CONSEGNA A
Secondo il testo sulla mania, quanto durano di solito gli accessi della malattia?
CONSEGNA B
Per ciascuna frase, di' se è d'accordo con il testo sulla mania, rispondendo sì o no e citando le parole del testo che lo decidono.
(i) Dopo la guarigione dalla mania resta un indebolimento mentale.
(ii) L'uso antico del termine sopravvive ancora nel linguaggio popolare.
(iii) Di solito nella vita si presenta una sola crisi di mania.
CONSEGNA C
Nel testo sulla mania, riscrivi il passo che comincia con le parole "La mania si" e si ferma dopo "a decorso saltuario.", ribattezzando "accessi" come "attacchi".

TESTO DA LEGGERE

———

MANIA (dal gr. μανία "furore, mania")
Anticamente questo termine era sinonimo di pazzia. Sul principio del secolo scorso si usò, unito a diverse qualifiche, per indicare varî delirî sistematizzati (p. es. mania di persecuzione, erotomania), certe ossessioni (aritmomania, onomatomania) e talune tendenze istintive o impulsive (poriomania, dipsomania). Quest'uso, che persiste nel linguaggio popolare e in taluni termini tradizionali, è oggi abbandonato e riprovato; per mania propriamente detta s'intende il quadro dell'esaltazione quale si presenta nelle psicosi affettive pure, che non sono cioè un esponente sintomatico di altre psicosi o di malattie organiche. Il quadro dell'ipomania (v.) offre le più delicate sfumature della psicologia maniaca. Aggravandosi, la mania acquista linee più grossolane: dall'eccitamento gaio si passa all'agitazione furiosa, dal parlare fluido, prolisso e talvolta arguto, alle vociferazioni monotone, alla coprolalia; dalla scorrevolezza e saltuarietà del pensiero alla fuga delle idee, alla confusione e vacuità mentale.
La mania si presenta ad accessi, che durano di solito da sei mesi a un anno o poco più, ma possono stare anche al disotto o molto al disopra di questi limiti. La guarigione avviene senza indebolimento mentale; possono tutt'al più persistere residui di delirî, specialmente di tipo persecutorio; e a crisi finita non v'è mai esatta valutazione dei fatti svoltisi nel corso della malattia. È raro che si presenti una sola crisi di mania nel corso della vita; di solito la mania è periodica o s'inserisce ritmicamente in una psicosi circolare, o irregolarmente in una distimia di tipo maniaco-depressivo a decorso saltuario.

———

MATERIALE FORNITO
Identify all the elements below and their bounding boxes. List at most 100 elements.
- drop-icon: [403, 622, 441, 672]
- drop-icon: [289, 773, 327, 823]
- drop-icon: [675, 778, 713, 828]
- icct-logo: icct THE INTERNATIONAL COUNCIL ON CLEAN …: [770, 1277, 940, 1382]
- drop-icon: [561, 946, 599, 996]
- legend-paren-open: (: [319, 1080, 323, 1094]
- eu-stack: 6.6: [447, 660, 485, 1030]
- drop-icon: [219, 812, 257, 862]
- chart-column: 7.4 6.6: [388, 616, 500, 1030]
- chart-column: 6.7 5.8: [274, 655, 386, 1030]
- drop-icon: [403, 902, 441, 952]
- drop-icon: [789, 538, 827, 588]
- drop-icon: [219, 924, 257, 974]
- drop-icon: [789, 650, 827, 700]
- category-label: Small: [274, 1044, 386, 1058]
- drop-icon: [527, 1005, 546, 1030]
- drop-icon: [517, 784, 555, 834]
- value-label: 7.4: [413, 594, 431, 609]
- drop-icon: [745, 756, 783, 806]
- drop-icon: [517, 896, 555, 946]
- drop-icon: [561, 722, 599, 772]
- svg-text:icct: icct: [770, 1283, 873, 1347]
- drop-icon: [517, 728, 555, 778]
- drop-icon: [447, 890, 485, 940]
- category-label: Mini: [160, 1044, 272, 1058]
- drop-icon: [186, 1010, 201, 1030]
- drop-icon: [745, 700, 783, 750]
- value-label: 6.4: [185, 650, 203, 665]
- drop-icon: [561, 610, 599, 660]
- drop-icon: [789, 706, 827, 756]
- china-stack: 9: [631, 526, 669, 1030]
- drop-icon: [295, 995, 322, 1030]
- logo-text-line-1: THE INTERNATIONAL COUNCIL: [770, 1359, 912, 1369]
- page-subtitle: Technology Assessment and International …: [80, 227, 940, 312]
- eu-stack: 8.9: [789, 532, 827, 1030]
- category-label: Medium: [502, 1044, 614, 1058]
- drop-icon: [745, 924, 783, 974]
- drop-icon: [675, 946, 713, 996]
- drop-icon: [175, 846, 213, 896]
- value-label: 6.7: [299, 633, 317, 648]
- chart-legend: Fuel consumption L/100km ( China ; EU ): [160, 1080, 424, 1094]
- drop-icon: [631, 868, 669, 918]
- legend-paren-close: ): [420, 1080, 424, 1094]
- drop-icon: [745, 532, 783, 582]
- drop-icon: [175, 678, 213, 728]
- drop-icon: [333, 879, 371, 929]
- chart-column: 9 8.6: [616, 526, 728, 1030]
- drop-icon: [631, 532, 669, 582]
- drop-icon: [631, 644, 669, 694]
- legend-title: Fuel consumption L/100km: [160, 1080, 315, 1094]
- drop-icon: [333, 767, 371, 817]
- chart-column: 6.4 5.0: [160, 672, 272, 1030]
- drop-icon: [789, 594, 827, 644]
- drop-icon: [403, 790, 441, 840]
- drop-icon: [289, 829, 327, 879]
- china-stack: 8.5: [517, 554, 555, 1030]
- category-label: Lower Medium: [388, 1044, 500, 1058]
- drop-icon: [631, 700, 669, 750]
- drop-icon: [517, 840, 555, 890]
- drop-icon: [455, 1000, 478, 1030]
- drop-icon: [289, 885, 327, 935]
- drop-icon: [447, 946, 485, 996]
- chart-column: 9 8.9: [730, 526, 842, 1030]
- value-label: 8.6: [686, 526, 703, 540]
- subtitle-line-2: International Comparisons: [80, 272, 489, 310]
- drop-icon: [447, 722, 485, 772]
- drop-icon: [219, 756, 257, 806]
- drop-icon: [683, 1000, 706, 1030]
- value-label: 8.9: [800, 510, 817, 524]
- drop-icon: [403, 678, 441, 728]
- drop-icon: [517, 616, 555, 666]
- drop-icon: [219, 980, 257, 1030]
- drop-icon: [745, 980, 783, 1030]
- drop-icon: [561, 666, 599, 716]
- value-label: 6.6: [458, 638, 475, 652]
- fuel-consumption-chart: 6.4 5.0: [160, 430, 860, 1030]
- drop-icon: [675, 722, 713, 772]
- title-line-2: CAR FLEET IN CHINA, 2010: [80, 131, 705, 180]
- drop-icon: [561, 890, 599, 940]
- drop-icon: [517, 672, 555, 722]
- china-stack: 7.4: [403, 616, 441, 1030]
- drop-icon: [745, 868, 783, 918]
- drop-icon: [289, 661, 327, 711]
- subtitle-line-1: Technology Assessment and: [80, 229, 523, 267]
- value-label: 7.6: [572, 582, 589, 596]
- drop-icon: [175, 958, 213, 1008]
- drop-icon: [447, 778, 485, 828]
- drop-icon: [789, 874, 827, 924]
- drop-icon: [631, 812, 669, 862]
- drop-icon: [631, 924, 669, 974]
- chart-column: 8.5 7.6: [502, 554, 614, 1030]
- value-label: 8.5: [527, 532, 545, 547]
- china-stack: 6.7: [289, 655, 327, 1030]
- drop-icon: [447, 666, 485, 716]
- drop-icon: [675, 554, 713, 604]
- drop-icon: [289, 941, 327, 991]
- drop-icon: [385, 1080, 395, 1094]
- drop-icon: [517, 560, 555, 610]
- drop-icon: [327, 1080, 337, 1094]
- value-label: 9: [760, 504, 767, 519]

———

SOLUZIONE A
Di solito durano da sei mesi a un anno o poco più.

SOLUZIONE B
(i) No: "La guarigione avviene senza indebolimento mentale".
(ii) Sì: "Quest'uso, che persiste nel linguaggio popolare e in taluni termini tradizionali".
(iii) No: "È raro che si presenti una sola crisi di mania nel corso della vita".

SOLUZIONE C
La mania si presenta ad attacchi, che durano di solito da sei mesi a un anno o poco più, ma possono stare anche al disotto o molto al disopra di questi limiti. La guarigione avviene senza indebolimento mentale; possono tutt'al più persistere residui di delirî, specialmente di tipo persecutorio; e a crisi finita non v'è mai esatta valutazione dei fatti svoltisi nel corso della malattia. È raro che si presenti una sola crisi di mania nel corso della vita; di solito la mania è periodica o s'inserisce ritmicamente in una psicosi circolare, o irregolarmente in una distimia di tipo maniaco-depressivo a decorso saltuario.